Dataset content -
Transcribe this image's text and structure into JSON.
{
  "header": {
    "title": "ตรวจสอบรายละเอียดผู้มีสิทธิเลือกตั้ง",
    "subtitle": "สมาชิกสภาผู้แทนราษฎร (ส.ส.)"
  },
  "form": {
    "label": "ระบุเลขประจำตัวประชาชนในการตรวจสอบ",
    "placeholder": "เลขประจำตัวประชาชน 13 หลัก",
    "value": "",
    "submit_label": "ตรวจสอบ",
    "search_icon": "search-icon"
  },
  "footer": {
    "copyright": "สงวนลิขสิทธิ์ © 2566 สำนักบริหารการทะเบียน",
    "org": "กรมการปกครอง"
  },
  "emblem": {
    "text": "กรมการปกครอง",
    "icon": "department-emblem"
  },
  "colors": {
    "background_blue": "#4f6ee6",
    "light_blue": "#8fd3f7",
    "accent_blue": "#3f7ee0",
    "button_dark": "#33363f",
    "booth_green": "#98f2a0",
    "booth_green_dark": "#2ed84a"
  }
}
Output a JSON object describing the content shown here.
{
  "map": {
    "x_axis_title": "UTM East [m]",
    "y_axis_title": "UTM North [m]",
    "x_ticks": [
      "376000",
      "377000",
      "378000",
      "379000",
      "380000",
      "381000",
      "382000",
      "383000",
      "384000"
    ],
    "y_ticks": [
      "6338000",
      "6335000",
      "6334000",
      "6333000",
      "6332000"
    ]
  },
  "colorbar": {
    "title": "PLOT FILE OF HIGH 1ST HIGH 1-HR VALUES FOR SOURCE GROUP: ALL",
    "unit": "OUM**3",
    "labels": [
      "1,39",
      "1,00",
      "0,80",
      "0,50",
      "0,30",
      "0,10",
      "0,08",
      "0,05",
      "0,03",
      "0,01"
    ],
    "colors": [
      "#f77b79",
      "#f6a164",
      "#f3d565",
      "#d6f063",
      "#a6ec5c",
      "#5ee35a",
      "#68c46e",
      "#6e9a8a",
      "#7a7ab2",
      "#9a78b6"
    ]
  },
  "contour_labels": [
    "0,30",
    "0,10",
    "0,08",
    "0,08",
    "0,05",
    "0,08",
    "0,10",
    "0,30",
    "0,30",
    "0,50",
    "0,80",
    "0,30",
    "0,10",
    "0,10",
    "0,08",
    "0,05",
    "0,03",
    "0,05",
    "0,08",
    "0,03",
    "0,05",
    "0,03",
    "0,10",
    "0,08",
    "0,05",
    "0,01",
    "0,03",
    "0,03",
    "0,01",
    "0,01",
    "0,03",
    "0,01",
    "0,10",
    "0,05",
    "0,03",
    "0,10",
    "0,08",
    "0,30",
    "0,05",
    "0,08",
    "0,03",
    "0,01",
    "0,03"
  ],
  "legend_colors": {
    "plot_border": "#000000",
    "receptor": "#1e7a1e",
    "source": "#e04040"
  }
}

What this task involves - Look through the entries and find each line that has the string "text". Copy those lines.

The result -
Transcribe this image's text and structure into JSON.
    "text": "กรมการปกครอง",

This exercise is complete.